The problem: Without the images, print all the entries below exactly as given.
|---|
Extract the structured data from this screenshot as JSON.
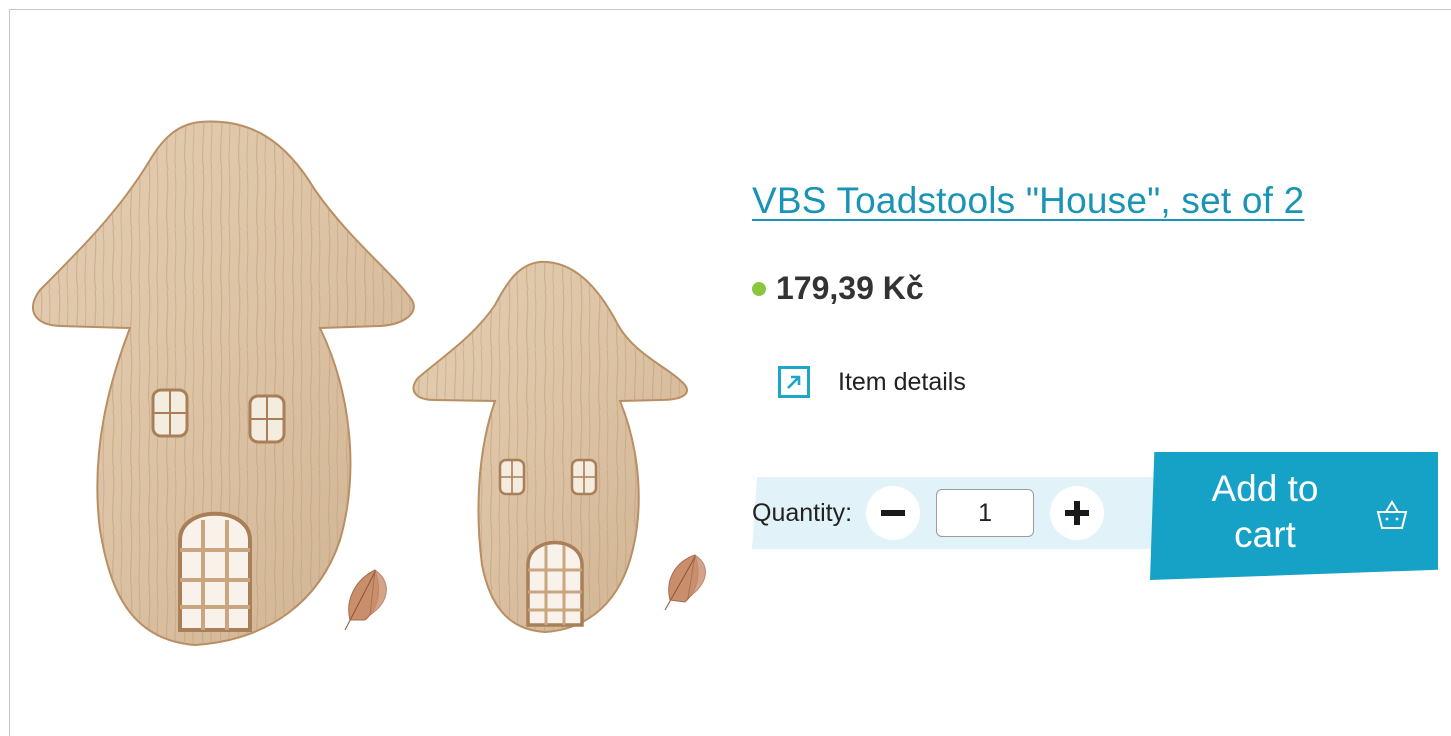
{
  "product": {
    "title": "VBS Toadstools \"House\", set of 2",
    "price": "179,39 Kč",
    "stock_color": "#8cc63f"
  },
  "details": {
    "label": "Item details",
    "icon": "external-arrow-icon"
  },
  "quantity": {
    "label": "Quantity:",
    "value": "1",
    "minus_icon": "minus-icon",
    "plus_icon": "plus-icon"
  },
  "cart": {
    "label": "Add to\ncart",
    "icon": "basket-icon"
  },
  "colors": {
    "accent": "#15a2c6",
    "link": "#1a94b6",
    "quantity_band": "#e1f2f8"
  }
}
|---|
Output for this exercise:
Extract the structured data from this screenshot as JSON.
{
  "product": {
    "title": "VBS Toadstools \"House\", set of 2",
    "price": "179,39 Kč",
    "stock_color": "#8cc63f"
  },
  "details": {
    "label": "Item details",
    "icon": "external-arrow-icon"
  },
  "quantity": {
    "label": "Quantity:",
    "value": "1",
    "minus_icon": "minus-icon",
    "plus_icon": "plus-icon"
  },
  "cart": {
    "label": "Add to\ncart",
    "icon": "basket-icon"
  },
  "colors": {
    "accent": "#15a2c6",
    "link": "#1a94b6",
    "quantity_band": "#e1f2f8"
  }
}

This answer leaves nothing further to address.